→ What is expected
What is needed is an exact copy of the entries below, from the line that contains "OCR this image." through the final line, both included, and nothing else.

═══ Provided material ═══

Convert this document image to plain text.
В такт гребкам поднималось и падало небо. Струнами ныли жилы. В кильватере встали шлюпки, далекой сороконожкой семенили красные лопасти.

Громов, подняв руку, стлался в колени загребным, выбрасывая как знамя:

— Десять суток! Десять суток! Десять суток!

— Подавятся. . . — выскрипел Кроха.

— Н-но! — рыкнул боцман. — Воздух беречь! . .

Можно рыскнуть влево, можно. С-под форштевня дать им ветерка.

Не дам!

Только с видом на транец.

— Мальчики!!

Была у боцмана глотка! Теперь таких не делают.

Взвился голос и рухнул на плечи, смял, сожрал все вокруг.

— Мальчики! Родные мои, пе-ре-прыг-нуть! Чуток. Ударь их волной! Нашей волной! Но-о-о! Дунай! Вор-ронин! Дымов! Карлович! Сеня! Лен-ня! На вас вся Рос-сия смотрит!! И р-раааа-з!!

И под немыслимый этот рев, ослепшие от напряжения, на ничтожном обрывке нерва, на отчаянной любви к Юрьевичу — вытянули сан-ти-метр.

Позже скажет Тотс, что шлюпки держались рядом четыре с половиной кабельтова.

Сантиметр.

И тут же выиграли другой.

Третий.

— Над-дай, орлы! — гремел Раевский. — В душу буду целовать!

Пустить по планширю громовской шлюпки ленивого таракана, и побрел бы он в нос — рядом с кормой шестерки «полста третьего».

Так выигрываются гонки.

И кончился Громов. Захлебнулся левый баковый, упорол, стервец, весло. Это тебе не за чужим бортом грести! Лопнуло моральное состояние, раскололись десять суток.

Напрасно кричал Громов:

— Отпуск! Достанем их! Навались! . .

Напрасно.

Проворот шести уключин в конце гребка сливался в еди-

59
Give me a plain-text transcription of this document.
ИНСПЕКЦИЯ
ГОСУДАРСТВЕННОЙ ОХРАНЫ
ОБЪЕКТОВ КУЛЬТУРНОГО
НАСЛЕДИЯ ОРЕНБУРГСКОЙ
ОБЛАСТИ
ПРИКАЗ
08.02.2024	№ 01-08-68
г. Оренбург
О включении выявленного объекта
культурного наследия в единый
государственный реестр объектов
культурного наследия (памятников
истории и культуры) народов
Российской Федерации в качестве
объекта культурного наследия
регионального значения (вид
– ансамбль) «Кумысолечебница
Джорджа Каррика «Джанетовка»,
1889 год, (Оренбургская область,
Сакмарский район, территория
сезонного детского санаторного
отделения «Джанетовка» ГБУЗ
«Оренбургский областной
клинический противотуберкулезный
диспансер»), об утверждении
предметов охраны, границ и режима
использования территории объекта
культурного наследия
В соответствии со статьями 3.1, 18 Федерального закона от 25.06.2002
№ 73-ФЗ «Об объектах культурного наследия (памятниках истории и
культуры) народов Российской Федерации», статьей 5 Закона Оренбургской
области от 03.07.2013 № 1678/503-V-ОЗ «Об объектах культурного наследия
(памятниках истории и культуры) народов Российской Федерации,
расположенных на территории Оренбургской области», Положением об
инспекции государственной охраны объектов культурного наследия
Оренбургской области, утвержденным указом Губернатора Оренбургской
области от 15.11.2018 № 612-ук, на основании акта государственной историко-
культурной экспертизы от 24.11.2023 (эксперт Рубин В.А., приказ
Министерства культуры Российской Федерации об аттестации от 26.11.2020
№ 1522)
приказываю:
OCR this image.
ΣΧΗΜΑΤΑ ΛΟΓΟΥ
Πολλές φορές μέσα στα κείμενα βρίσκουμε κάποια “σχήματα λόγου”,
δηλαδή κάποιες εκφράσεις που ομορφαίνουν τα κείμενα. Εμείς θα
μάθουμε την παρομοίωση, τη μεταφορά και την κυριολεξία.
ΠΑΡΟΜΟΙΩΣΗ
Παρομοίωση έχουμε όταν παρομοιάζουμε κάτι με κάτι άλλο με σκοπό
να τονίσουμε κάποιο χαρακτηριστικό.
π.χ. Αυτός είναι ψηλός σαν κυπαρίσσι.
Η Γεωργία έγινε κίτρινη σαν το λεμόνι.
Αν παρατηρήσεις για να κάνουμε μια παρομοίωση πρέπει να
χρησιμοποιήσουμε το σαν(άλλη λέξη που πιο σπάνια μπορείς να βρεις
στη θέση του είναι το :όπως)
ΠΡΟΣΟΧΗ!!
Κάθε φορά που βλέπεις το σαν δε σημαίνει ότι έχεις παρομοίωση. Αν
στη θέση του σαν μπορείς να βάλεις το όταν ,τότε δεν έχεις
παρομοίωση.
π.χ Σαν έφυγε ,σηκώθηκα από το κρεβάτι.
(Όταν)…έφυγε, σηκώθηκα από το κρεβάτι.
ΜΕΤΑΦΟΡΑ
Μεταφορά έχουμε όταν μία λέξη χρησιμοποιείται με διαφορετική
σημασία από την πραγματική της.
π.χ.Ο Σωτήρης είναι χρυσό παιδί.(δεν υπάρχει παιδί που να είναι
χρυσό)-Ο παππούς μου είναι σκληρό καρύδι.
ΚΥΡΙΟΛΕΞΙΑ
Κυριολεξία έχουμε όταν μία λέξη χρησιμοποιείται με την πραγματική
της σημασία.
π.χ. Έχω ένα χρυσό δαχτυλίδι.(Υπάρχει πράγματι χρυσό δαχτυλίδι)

═══

→ Solved exercise
OCR this image.
ΣΧΗΜΑΤΑ ΛΟΓΟΥ
Πολλές φορές μέσα στα κείμενα βρίσκουμε κάποια “σχήματα λόγου”,
δηλαδή κάποιες εκφράσεις που ομορφαίνουν τα κείμενα. Εμείς θα
μάθουμε την παρομοίωση, τη μεταφορά και την κυριολεξία.
ΠΑΡΟΜΟΙΩΣΗ
Παρομοίωση έχουμε όταν παρομοιάζουμε κάτι με κάτι άλλο με σκοπό
να τονίσουμε κάποιο χαρακτηριστικό.
π.χ. Αυτός είναι ψηλός σαν κυπαρίσσι.
Η Γεωργία έγινε κίτρινη σαν το λεμόνι.
Αν παρατηρήσεις για να κάνουμε μια παρομοίωση πρέπει να
χρησιμοποιήσουμε το σαν(άλλη λέξη που πιο σπάνια μπορείς να βρεις
στη θέση του είναι το :όπως)
ΠΡΟΣΟΧΗ!!
Κάθε φορά που βλέπεις το σαν δε σημαίνει ότι έχεις παρομοίωση. Αν
στη θέση του σαν μπορείς να βάλεις το όταν ,τότε δεν έχεις
παρομοίωση.
π.χ Σαν έφυγε ,σηκώθηκα από το κρεβάτι.
(Όταν)…έφυγε, σηκώθηκα από το κρεβάτι.
ΜΕΤΑΦΟΡΑ
Μεταφορά έχουμε όταν μία λέξη χρησιμοποιείται με διαφορετική
σημασία από την πραγματική της.
π.χ.Ο Σωτήρης είναι χρυσό παιδί.(δεν υπάρχει παιδί που να είναι
χρυσό)-Ο παππούς μου είναι σκληρό καρύδι.
ΚΥΡΙΟΛΕΞΙΑ
Κυριολεξία έχουμε όταν μία λέξη χρησιμοποιείται με την πραγματική
της σημασία.
π.χ. Έχω ένα χρυσό δαχτυλίδι.(Υπάρχει πράγματι χρυσό δαχτυλίδι)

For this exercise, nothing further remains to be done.